What you have to do | Transcribe all the entries word for word, omitting any pictures they contain.

Material for the task |

== == ==

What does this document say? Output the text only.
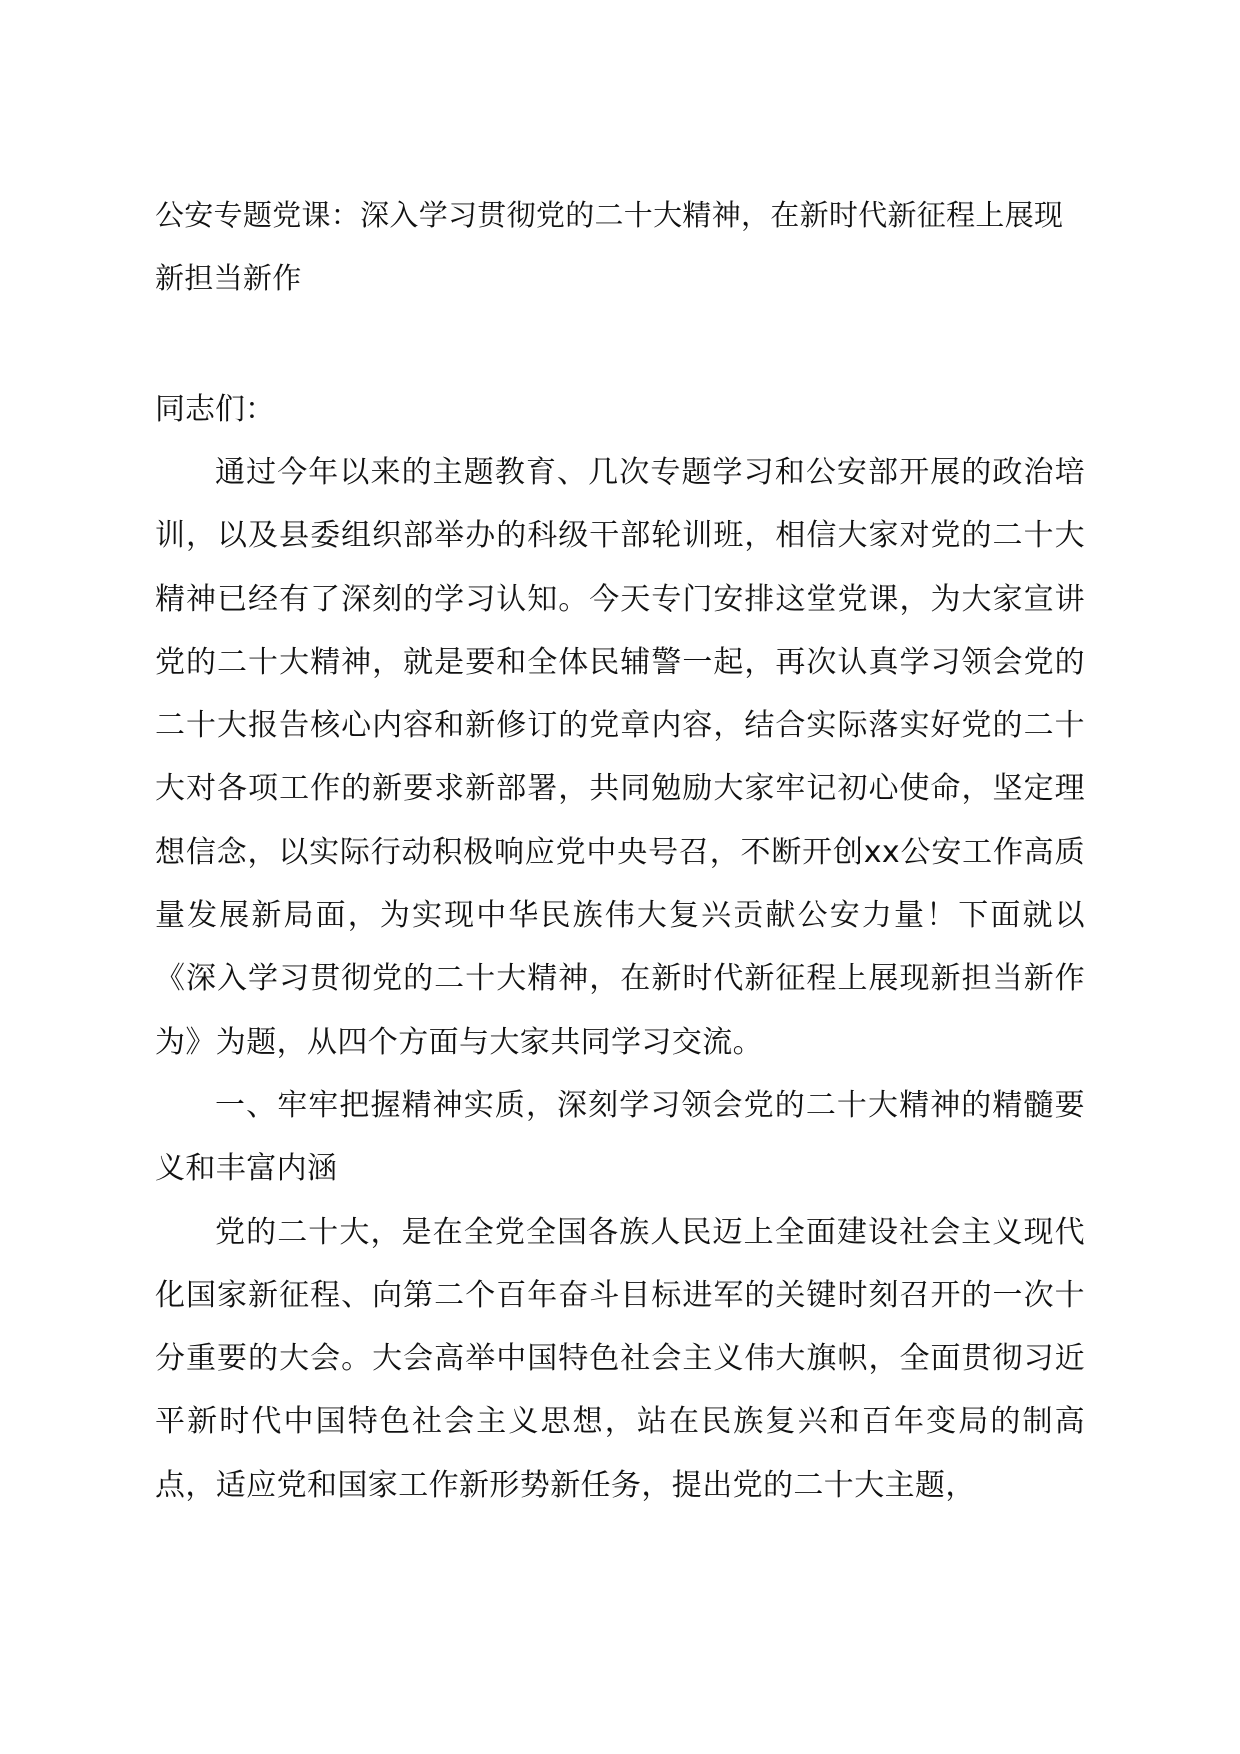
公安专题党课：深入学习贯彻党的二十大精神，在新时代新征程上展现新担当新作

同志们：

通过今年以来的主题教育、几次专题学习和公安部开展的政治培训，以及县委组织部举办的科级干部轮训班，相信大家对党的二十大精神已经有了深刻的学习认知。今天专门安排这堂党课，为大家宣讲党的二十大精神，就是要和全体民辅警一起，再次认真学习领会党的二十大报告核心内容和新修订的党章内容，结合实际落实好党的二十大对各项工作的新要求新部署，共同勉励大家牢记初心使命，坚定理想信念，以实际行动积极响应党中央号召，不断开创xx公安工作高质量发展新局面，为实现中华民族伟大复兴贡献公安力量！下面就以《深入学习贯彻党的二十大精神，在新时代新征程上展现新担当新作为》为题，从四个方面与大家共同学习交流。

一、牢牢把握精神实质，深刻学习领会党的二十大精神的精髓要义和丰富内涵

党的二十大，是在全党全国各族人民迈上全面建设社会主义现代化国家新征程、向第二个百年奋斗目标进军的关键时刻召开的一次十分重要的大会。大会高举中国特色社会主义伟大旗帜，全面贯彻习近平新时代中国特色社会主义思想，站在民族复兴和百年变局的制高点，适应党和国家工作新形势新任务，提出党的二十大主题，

== == ==

Solution for this problem |
What does this document say? Output the text only.
公安专题党课：深入学习贯彻党的二十大精神，在新时代新征程上展现新担当新作

同志们：

通过今年以来的主题教育、几次专题学习和公安部开展的政治培训，以及县委组织部举办的科级干部轮训班，相信大家对党的二十大精神已经有了深刻的学习认知。今天专门安排这堂党课，为大家宣讲党的二十大精神，就是要和全体民辅警一起，再次认真学习领会党的二十大报告核心内容和新修订的党章内容，结合实际落实好党的二十大对各项工作的新要求新部署，共同勉励大家牢记初心使命，坚定理想信念，以实际行动积极响应党中央号召，不断开创xx公安工作高质量发展新局面，为实现中华民族伟大复兴贡献公安力量！下面就以《深入学习贯彻党的二十大精神，在新时代新征程上展现新担当新作为》为题，从四个方面与大家共同学习交流。

一、牢牢把握精神实质，深刻学习领会党的二十大精神的精髓要义和丰富内涵

党的二十大，是在全党全国各族人民迈上全面建设社会主义现代化国家新征程、向第二个百年奋斗目标进军的关键时刻召开的一次十分重要的大会。大会高举中国特色社会主义伟大旗帜，全面贯彻习近平新时代中国特色社会主义思想，站在民族复兴和百年变局的制高点，适应党和国家工作新形势新任务，提出党的二十大主题，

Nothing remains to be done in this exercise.